══ RECORD LIST ══

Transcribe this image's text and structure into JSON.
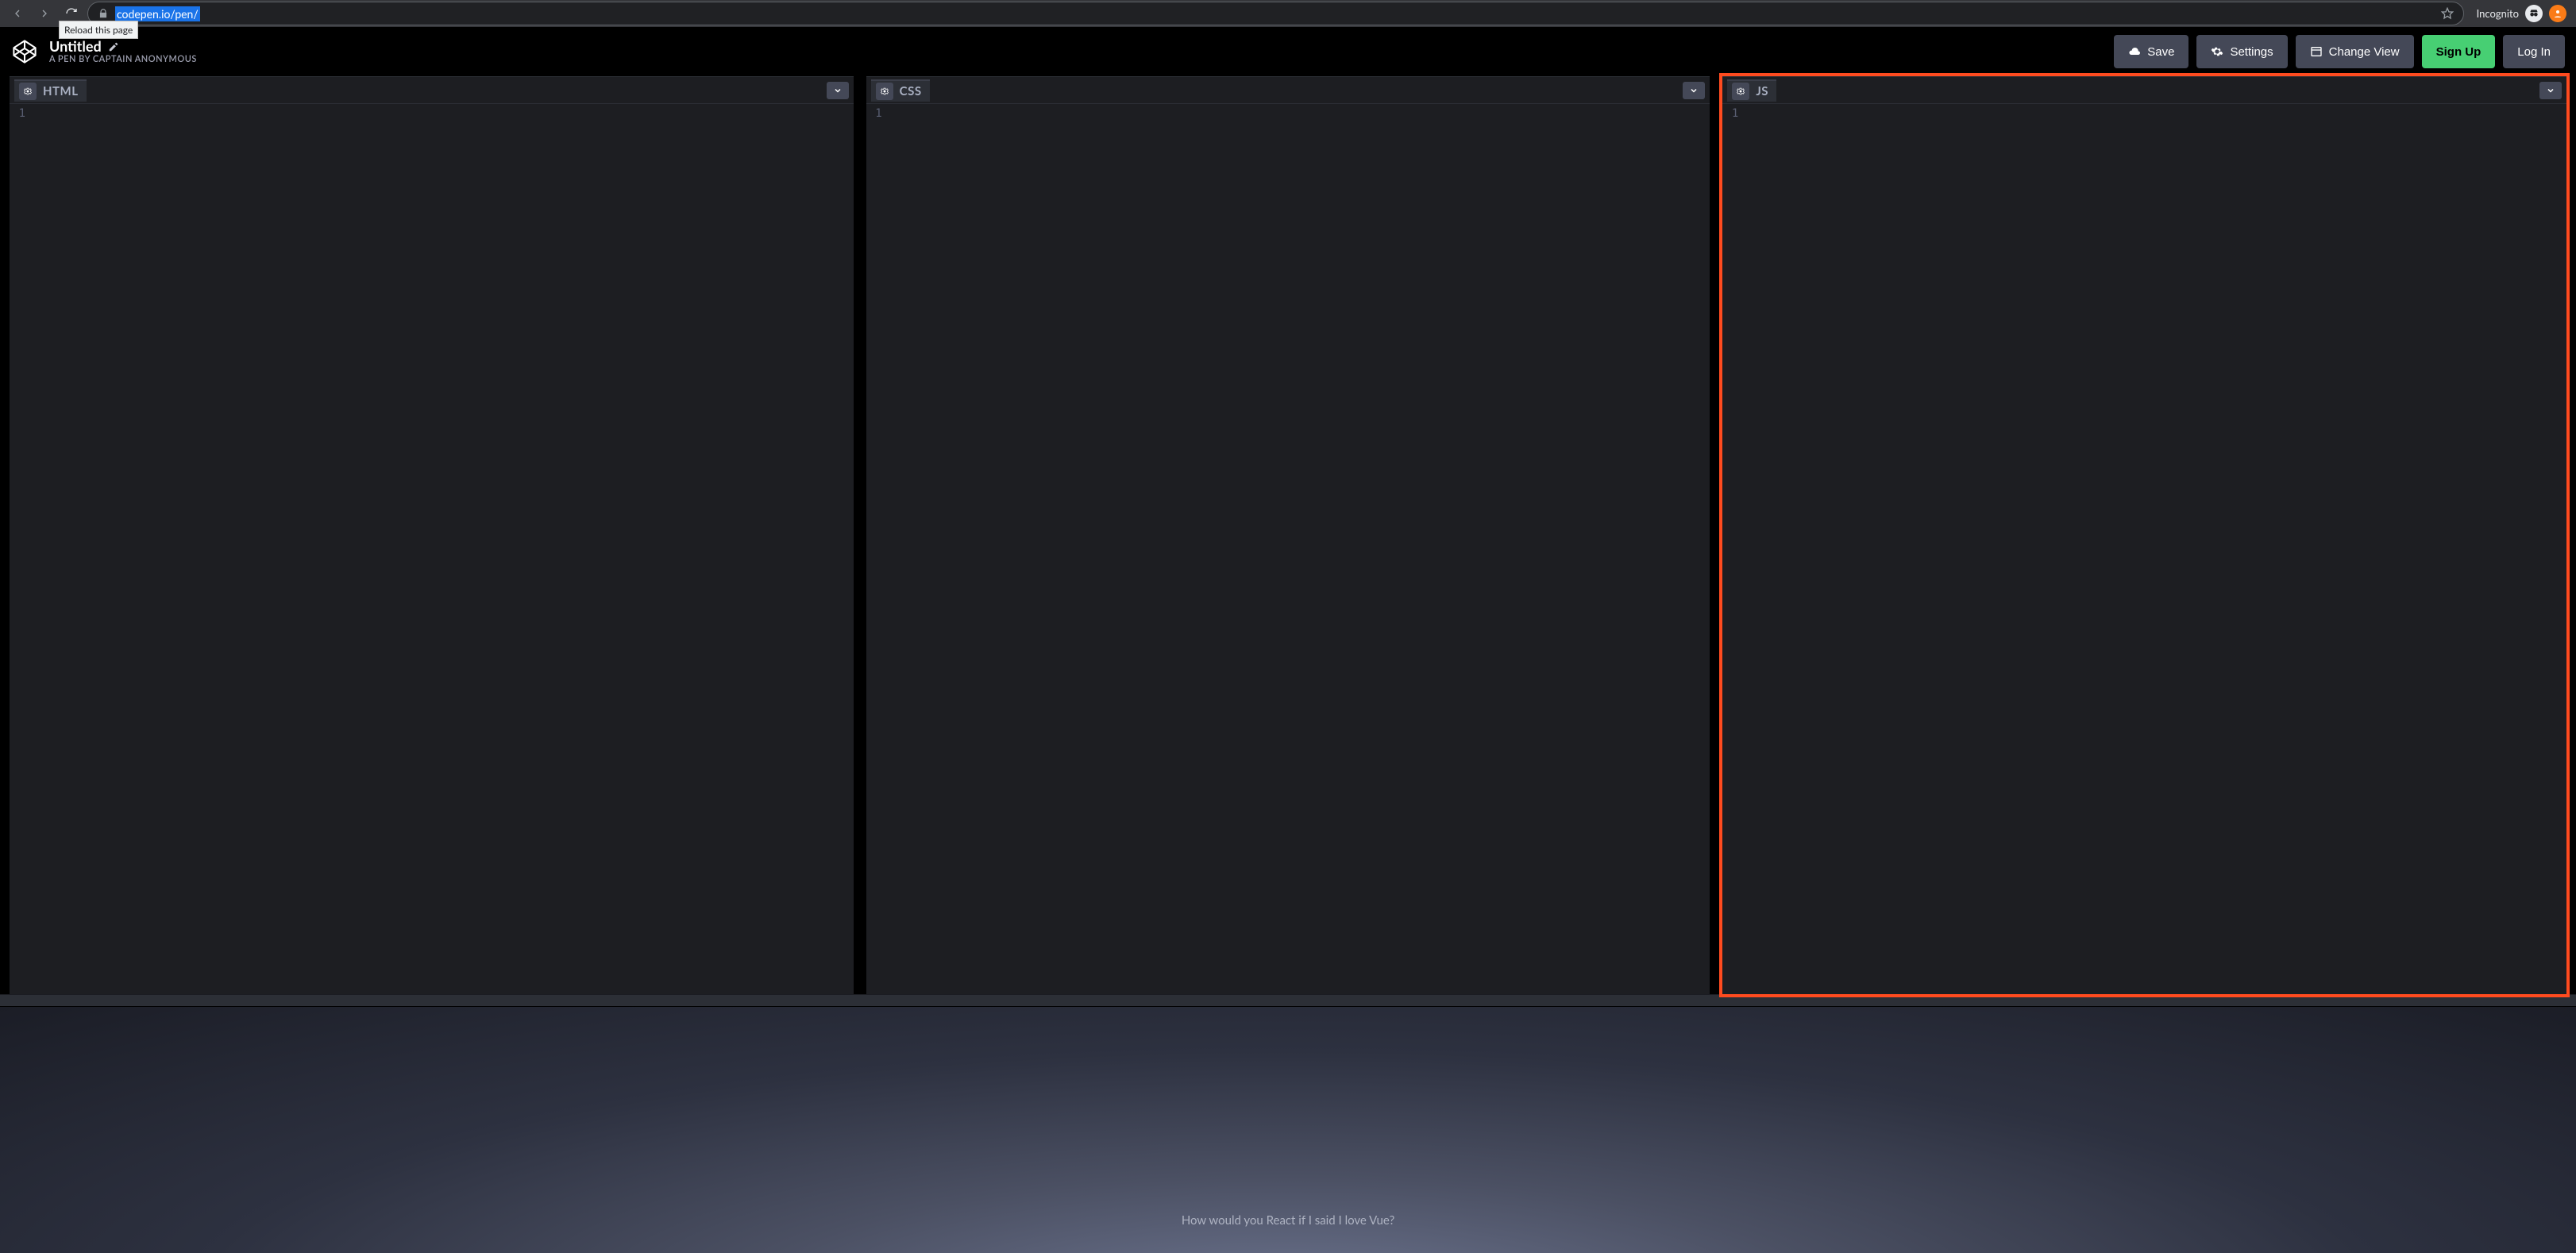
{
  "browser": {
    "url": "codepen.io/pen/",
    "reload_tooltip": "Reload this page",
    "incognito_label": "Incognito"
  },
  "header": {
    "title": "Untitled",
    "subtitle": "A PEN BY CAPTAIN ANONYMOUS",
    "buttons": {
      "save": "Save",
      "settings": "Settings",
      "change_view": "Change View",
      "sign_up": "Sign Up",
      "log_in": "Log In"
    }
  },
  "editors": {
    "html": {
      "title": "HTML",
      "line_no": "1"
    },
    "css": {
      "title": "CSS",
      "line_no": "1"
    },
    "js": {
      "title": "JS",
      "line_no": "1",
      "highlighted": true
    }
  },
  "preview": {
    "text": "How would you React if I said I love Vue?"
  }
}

═══

The material above holds pictures; copy everything else in it exactly.

SOLVED PROBLEM
Transcribe this image's text and structure into JSON.
{
  "browser": {
    "url": "codepen.io/pen/",
    "reload_tooltip": "Reload this page",
    "incognito_label": "Incognito"
  },
  "header": {
    "title": "Untitled",
    "subtitle": "A PEN BY CAPTAIN ANONYMOUS",
    "buttons": {
      "save": "Save",
      "settings": "Settings",
      "change_view": "Change View",
      "sign_up": "Sign Up",
      "log_in": "Log In"
    }
  },
  "editors": {
    "html": {
      "title": "HTML",
      "line_no": "1"
    },
    "css": {
      "title": "CSS",
      "line_no": "1"
    },
    "js": {
      "title": "JS",
      "line_no": "1",
      "highlighted": true
    }
  },
  "preview": {
    "text": "How would you React if I said I love Vue?"
  }
}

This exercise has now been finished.